Could you transcribe every record below exactly as written, leaving out any pictures?

(DATA SUPPLIED):
##########

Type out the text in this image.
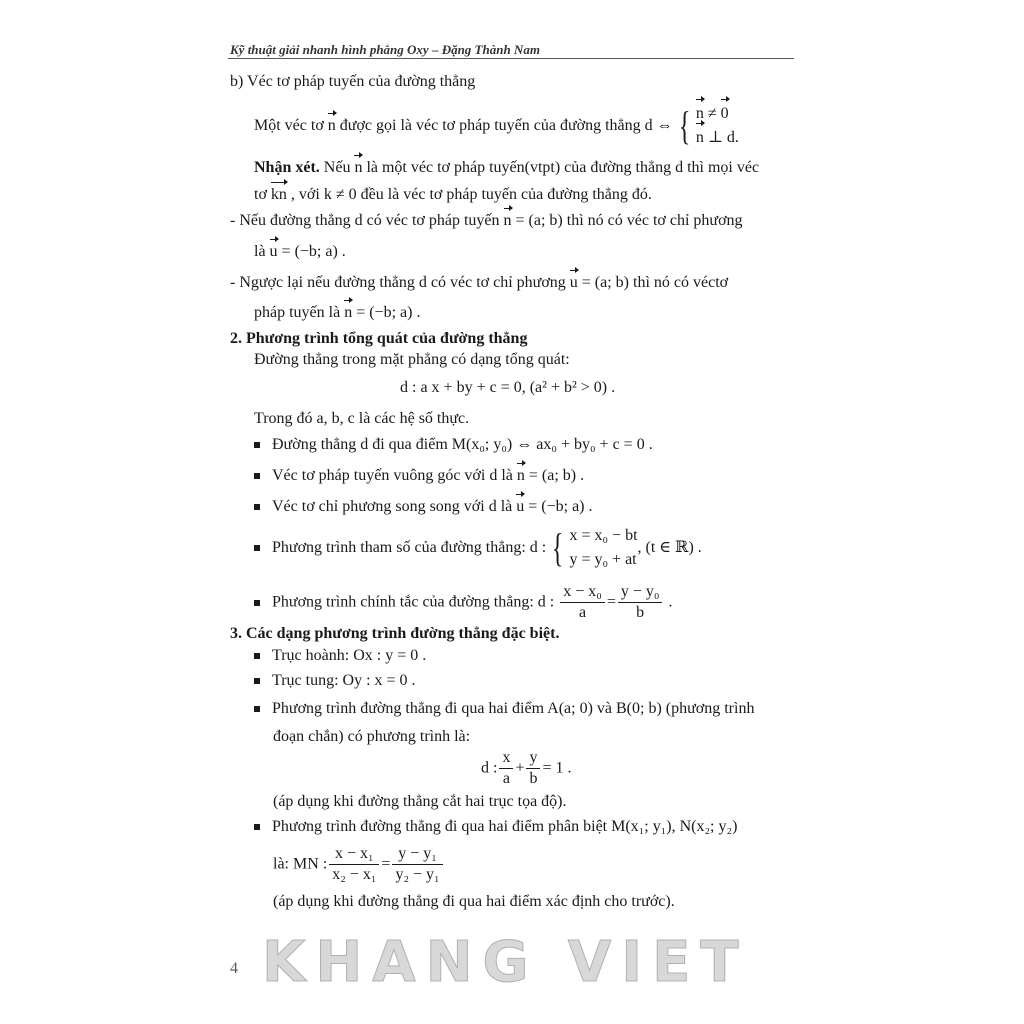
Kỹ thuật giải nhanh hình phẳng Oxy – Đặng Thành Nam
b) Véc tơ pháp tuyến của đường thẳng
Một véc tơ n được gọi là véc tơ pháp tuyến của đường thẳng d ⇔ { n ≠ 0
n ⊥ d.
Nhận xét. Nếu n là một véc tơ pháp tuyến(vtpt) của đường thẳng d thì mọi véc
tơ kn , với k ≠ 0 đều là véc tơ pháp tuyến của đường thẳng đó.
- Nếu đường thẳng d có véc tơ pháp tuyến n = (a; b) thì nó có véc tơ chỉ phương
là u = (−b; a) .
- Ngược lại nếu đường thẳng d có véc tơ chỉ phương u = (a; b) thì nó có véctơ
pháp tuyến là n = (−b; a) .
2. Phương trình tổng quát của đường thẳng
Đường thẳng trong mặt phẳng có dạng tổng quát:
d : a x + by + c = 0, (a² + b² > 0) .
Trong đó a, b, c là các hệ số thực.
Đường thẳng d đi qua điểm M(x₀; y₀) ⇔ ax₀ + by₀ + c = 0 .
Véc tơ pháp tuyến vuông góc với d là n = (a; b) .
Véc tơ chỉ phương song song với d là u = (−b; a) .
Phương trình tham số của đường thẳng: d : { x = x₀ − bt
y = y₀ + at
, (t ∈ ℝ) .
Phương trình chính tắc của đường thẳng: d : $\frac{\text{x − x₀}}{a} = \frac{\text{y − y₀}}{b}$ .
3. Các dạng phương trình đường thẳng đặc biệt.
Trục hoành: Ox : y = 0 .
Trục tung: Oy : x = 0 .
Phương trình đường thẳng đi qua hai điểm A(a; 0) và B(0; b) (phương trình
đoạn chắn) có phương trình là:
d : $\frac{x}{a} + \frac{y}{b} = 1$ .
(áp dụng khi đường thẳng cắt hai trục tọa độ).
Phương trình đường thẳng đi qua hai điểm phân biệt M(x₁; y₁), N(x₂; y₂)
là: MN : $\frac{\text{x − x₁}}{\text{x₂ − x₁}} = \frac{\text{y − y₁}}{\text{y₂ − y₁}}$
(áp dụng khi đường thẳng đi qua hai điểm xác định cho trước).
4 KHANG VIET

##########

(TASK ANSWER):
Type out the text in this image.
Kỹ thuật giải nhanh hình phẳng Oxy – Đặng Thành Nam
b) Véc tơ pháp tuyến của đường thẳng
Một véc tơ n được gọi là véc tơ pháp tuyến của đường thẳng d ⇔ { n ≠ 0
n ⊥ d.
Nhận xét. Nếu n là một véc tơ pháp tuyến(vtpt) của đường thẳng d thì mọi véc
tơ kn , với k ≠ 0 đều là véc tơ pháp tuyến của đường thẳng đó.
- Nếu đường thẳng d có véc tơ pháp tuyến n = (a; b) thì nó có véc tơ chỉ phương
là u = (−b; a) .
- Ngược lại nếu đường thẳng d có véc tơ chỉ phương u = (a; b) thì nó có véctơ
pháp tuyến là n = (−b; a) .
2. Phương trình tổng quát của đường thẳng
Đường thẳng trong mặt phẳng có dạng tổng quát:
d : a x + by + c = 0, (a² + b² > 0) .
Trong đó a, b, c là các hệ số thực.
Đường thẳng d đi qua điểm M(x₀; y₀) ⇔ ax₀ + by₀ + c = 0 .
Véc tơ pháp tuyến vuông góc với d là n = (a; b) .
Véc tơ chỉ phương song song với d là u = (−b; a) .
Phương trình tham số của đường thẳng: d : { x = x₀ − bt
y = y₀ + at
, (t ∈ ℝ) .
Phương trình chính tắc của đường thẳng: d : $\frac{\text{x − x₀}}{a} = \frac{\text{y − y₀}}{b}$ .
3. Các dạng phương trình đường thẳng đặc biệt.
Trục hoành: Ox : y = 0 .
Trục tung: Oy : x = 0 .
Phương trình đường thẳng đi qua hai điểm A(a; 0) và B(0; b) (phương trình
đoạn chắn) có phương trình là:
d : $\frac{x}{a} + \frac{y}{b} = 1$ .
(áp dụng khi đường thẳng cắt hai trục tọa độ).
Phương trình đường thẳng đi qua hai điểm phân biệt M(x₁; y₁), N(x₂; y₂)
là: MN : $\frac{\text{x − x₁}}{\text{x₂ − x₁}} = \frac{\text{y − y₁}}{\text{y₂ − y₁}}$
(áp dụng khi đường thẳng đi qua hai điểm xác định cho trước).
4 KHANG VIET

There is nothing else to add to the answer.